Exercise objective>
Return every entry exactly as written.

Provided data>
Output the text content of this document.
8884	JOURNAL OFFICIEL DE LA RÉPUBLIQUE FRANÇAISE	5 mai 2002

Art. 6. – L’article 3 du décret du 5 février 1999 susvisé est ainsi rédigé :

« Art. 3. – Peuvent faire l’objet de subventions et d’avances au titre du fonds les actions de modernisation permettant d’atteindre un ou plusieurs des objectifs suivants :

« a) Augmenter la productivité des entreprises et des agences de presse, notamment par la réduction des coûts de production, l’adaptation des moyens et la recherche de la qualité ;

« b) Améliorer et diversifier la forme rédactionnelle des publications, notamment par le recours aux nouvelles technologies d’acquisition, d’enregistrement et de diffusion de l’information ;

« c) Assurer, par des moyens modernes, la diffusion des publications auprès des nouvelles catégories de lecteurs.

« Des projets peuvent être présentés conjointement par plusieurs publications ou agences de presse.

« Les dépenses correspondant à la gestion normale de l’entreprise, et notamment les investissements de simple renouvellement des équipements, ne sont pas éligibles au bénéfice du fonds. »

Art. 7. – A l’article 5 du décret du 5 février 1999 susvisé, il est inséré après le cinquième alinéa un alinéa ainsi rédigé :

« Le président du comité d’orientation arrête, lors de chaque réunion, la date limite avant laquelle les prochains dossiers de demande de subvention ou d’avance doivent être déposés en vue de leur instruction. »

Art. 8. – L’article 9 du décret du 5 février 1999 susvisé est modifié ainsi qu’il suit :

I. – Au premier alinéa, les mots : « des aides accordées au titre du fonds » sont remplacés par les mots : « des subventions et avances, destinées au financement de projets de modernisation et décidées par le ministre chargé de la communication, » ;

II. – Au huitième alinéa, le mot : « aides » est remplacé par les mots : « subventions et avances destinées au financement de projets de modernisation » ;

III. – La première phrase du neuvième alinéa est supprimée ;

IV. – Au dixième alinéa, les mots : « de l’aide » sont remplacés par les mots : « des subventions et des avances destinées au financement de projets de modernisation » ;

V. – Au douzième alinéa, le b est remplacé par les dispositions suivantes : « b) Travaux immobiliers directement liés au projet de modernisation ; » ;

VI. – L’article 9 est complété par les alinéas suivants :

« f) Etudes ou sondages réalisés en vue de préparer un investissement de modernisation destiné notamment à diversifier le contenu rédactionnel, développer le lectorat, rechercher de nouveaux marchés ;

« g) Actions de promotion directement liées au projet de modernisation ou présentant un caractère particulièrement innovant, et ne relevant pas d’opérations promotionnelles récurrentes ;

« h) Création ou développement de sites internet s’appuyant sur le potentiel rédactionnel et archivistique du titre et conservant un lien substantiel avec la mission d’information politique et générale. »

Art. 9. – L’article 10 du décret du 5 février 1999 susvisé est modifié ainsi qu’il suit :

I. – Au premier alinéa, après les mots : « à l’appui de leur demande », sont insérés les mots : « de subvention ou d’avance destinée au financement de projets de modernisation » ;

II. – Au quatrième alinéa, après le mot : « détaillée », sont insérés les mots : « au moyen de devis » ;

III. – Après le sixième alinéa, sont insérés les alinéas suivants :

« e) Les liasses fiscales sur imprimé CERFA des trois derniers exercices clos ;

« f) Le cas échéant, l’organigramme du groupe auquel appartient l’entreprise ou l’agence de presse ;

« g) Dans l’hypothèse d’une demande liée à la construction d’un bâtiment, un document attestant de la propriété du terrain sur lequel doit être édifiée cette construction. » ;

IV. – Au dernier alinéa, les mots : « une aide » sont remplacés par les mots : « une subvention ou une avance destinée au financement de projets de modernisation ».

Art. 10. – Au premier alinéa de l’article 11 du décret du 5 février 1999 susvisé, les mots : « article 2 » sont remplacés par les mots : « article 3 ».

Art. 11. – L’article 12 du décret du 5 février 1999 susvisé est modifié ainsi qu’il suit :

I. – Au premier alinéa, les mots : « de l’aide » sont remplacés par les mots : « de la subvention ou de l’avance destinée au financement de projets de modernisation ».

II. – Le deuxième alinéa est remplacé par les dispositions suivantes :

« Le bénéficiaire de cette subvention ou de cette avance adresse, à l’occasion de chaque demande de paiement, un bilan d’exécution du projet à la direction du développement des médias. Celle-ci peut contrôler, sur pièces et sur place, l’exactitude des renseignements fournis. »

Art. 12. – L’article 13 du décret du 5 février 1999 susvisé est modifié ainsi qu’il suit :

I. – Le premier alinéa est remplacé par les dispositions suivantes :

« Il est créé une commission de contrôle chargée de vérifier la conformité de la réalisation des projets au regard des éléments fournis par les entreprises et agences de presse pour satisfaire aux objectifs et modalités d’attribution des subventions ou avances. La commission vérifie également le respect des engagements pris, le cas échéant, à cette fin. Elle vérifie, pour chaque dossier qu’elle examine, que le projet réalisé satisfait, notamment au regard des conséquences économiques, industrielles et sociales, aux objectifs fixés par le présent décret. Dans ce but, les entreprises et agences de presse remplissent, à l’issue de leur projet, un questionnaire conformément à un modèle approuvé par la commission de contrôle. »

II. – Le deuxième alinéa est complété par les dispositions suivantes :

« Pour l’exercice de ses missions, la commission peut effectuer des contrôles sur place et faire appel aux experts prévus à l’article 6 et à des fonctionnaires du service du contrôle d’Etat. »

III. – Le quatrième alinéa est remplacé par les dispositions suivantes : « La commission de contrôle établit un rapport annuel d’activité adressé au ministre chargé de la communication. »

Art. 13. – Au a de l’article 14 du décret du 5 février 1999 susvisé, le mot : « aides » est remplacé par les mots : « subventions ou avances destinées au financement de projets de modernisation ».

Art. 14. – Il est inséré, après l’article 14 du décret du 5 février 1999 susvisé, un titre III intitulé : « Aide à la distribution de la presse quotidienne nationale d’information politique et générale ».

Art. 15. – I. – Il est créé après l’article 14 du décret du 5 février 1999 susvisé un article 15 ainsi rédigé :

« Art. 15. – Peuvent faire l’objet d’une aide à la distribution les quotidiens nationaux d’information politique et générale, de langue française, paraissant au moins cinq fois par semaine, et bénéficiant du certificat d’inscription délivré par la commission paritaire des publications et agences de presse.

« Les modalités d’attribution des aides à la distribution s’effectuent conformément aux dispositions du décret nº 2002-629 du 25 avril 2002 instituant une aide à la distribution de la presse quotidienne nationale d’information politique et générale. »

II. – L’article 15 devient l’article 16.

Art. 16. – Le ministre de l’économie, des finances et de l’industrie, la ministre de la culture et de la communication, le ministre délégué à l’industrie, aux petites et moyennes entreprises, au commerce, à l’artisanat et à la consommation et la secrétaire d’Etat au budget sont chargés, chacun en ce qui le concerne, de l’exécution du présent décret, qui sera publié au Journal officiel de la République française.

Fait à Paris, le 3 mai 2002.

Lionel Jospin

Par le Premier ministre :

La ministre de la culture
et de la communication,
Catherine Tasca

Output for this task>
Output the text content of this document.
8884	JOURNAL OFFICIEL DE LA RÉPUBLIQUE FRANÇAISE	5 mai 2002

Art. 6. – L’article 3 du décret du 5 février 1999 susvisé est ainsi rédigé :

« Art. 3. – Peuvent faire l’objet de subventions et d’avances au titre du fonds les actions de modernisation permettant d’atteindre un ou plusieurs des objectifs suivants :

« a) Augmenter la productivité des entreprises et des agences de presse, notamment par la réduction des coûts de production, l’adaptation des moyens et la recherche de la qualité ;

« b) Améliorer et diversifier la forme rédactionnelle des publications, notamment par le recours aux nouvelles technologies d’acquisition, d’enregistrement et de diffusion de l’information ;

« c) Assurer, par des moyens modernes, la diffusion des publications auprès des nouvelles catégories de lecteurs.

« Des projets peuvent être présentés conjointement par plusieurs publications ou agences de presse.

« Les dépenses correspondant à la gestion normale de l’entreprise, et notamment les investissements de simple renouvellement des équipements, ne sont pas éligibles au bénéfice du fonds. »

Art. 7. – A l’article 5 du décret du 5 février 1999 susvisé, il est inséré après le cinquième alinéa un alinéa ainsi rédigé :

« Le président du comité d’orientation arrête, lors de chaque réunion, la date limite avant laquelle les prochains dossiers de demande de subvention ou d’avance doivent être déposés en vue de leur instruction. »

Art. 8. – L’article 9 du décret du 5 février 1999 susvisé est modifié ainsi qu’il suit :

I. – Au premier alinéa, les mots : « des aides accordées au titre du fonds » sont remplacés par les mots : « des subventions et avances, destinées au financement de projets de modernisation et décidées par le ministre chargé de la communication, » ;

II. – Au huitième alinéa, le mot : « aides » est remplacé par les mots : « subventions et avances destinées au financement de projets de modernisation » ;

III. – La première phrase du neuvième alinéa est supprimée ;

IV. – Au dixième alinéa, les mots : « de l’aide » sont remplacés par les mots : « des subventions et des avances destinées au financement de projets de modernisation » ;

V. – Au douzième alinéa, le b est remplacé par les dispositions suivantes : « b) Travaux immobiliers directement liés au projet de modernisation ; » ;

VI. – L’article 9 est complété par les alinéas suivants :

« f) Etudes ou sondages réalisés en vue de préparer un investissement de modernisation destiné notamment à diversifier le contenu rédactionnel, développer le lectorat, rechercher de nouveaux marchés ;

« g) Actions de promotion directement liées au projet de modernisation ou présentant un caractère particulièrement innovant, et ne relevant pas d’opérations promotionnelles récurrentes ;

« h) Création ou développement de sites internet s’appuyant sur le potentiel rédactionnel et archivistique du titre et conservant un lien substantiel avec la mission d’information politique et générale. »

Art. 9. – L’article 10 du décret du 5 février 1999 susvisé est modifié ainsi qu’il suit :

I. – Au premier alinéa, après les mots : « à l’appui de leur demande », sont insérés les mots : « de subvention ou d’avance destinée au financement de projets de modernisation » ;

II. – Au quatrième alinéa, après le mot : « détaillée », sont insérés les mots : « au moyen de devis » ;

III. – Après le sixième alinéa, sont insérés les alinéas suivants :

« e) Les liasses fiscales sur imprimé CERFA des trois derniers exercices clos ;

« f) Le cas échéant, l’organigramme du groupe auquel appartient l’entreprise ou l’agence de presse ;

« g) Dans l’hypothèse d’une demande liée à la construction d’un bâtiment, un document attestant de la propriété du terrain sur lequel doit être édifiée cette construction. » ;

IV. – Au dernier alinéa, les mots : « une aide » sont remplacés par les mots : « une subvention ou une avance destinée au financement de projets de modernisation ».

Art. 10. – Au premier alinéa de l’article 11 du décret du 5 février 1999 susvisé, les mots : « article 2 » sont remplacés par les mots : « article 3 ».

Art. 11. – L’article 12 du décret du 5 février 1999 susvisé est modifié ainsi qu’il suit :

I. – Au premier alinéa, les mots : « de l’aide » sont remplacés par les mots : « de la subvention ou de l’avance destinée au financement de projets de modernisation ».

II. – Le deuxième alinéa est remplacé par les dispositions suivantes :

« Le bénéficiaire de cette subvention ou de cette avance adresse, à l’occasion de chaque demande de paiement, un bilan d’exécution du projet à la direction du développement des médias. Celle-ci peut contrôler, sur pièces et sur place, l’exactitude des renseignements fournis. »

Art. 12. – L’article 13 du décret du 5 février 1999 susvisé est modifié ainsi qu’il suit :

I. – Le premier alinéa est remplacé par les dispositions suivantes :

« Il est créé une commission de contrôle chargée de vérifier la conformité de la réalisation des projets au regard des éléments fournis par les entreprises et agences de presse pour satisfaire aux objectifs et modalités d’attribution des subventions ou avances. La commission vérifie également le respect des engagements pris, le cas échéant, à cette fin. Elle vérifie, pour chaque dossier qu’elle examine, que le projet réalisé satisfait, notamment au regard des conséquences économiques, industrielles et sociales, aux objectifs fixés par le présent décret. Dans ce but, les entreprises et agences de presse remplissent, à l’issue de leur projet, un questionnaire conformément à un modèle approuvé par la commission de contrôle. »

II. – Le deuxième alinéa est complété par les dispositions suivantes :

« Pour l’exercice de ses missions, la commission peut effectuer des contrôles sur place et faire appel aux experts prévus à l’article 6 et à des fonctionnaires du service du contrôle d’Etat. »

III. – Le quatrième alinéa est remplacé par les dispositions suivantes : « La commission de contrôle établit un rapport annuel d’activité adressé au ministre chargé de la communication. »

Art. 13. – Au a de l’article 14 du décret du 5 février 1999 susvisé, le mot : « aides » est remplacé par les mots : « subventions ou avances destinées au financement de projets de modernisation ».

Art. 14. – Il est inséré, après l’article 14 du décret du 5 février 1999 susvisé, un titre III intitulé : « Aide à la distribution de la presse quotidienne nationale d’information politique et générale ».

Art. 15. – I. – Il est créé après l’article 14 du décret du 5 février 1999 susvisé un article 15 ainsi rédigé :

« Art. 15. – Peuvent faire l’objet d’une aide à la distribution les quotidiens nationaux d’information politique et générale, de langue française, paraissant au moins cinq fois par semaine, et bénéficiant du certificat d’inscription délivré par la commission paritaire des publications et agences de presse.

« Les modalités d’attribution des aides à la distribution s’effectuent conformément aux dispositions du décret nº 2002-629 du 25 avril 2002 instituant une aide à la distribution de la presse quotidienne nationale d’information politique et générale. »

II. – L’article 15 devient l’article 16.

Art. 16. – Le ministre de l’économie, des finances et de l’industrie, la ministre de la culture et de la communication, le ministre délégué à l’industrie, aux petites et moyennes entreprises, au commerce, à l’artisanat et à la consommation et la secrétaire d’Etat au budget sont chargés, chacun en ce qui le concerne, de l’exécution du présent décret, qui sera publié au Journal officiel de la République française.

Fait à Paris, le 3 mai 2002.

Lionel Jospin

Par le Premier ministre :

La ministre de la culture
et de la communication,
Catherine Tasca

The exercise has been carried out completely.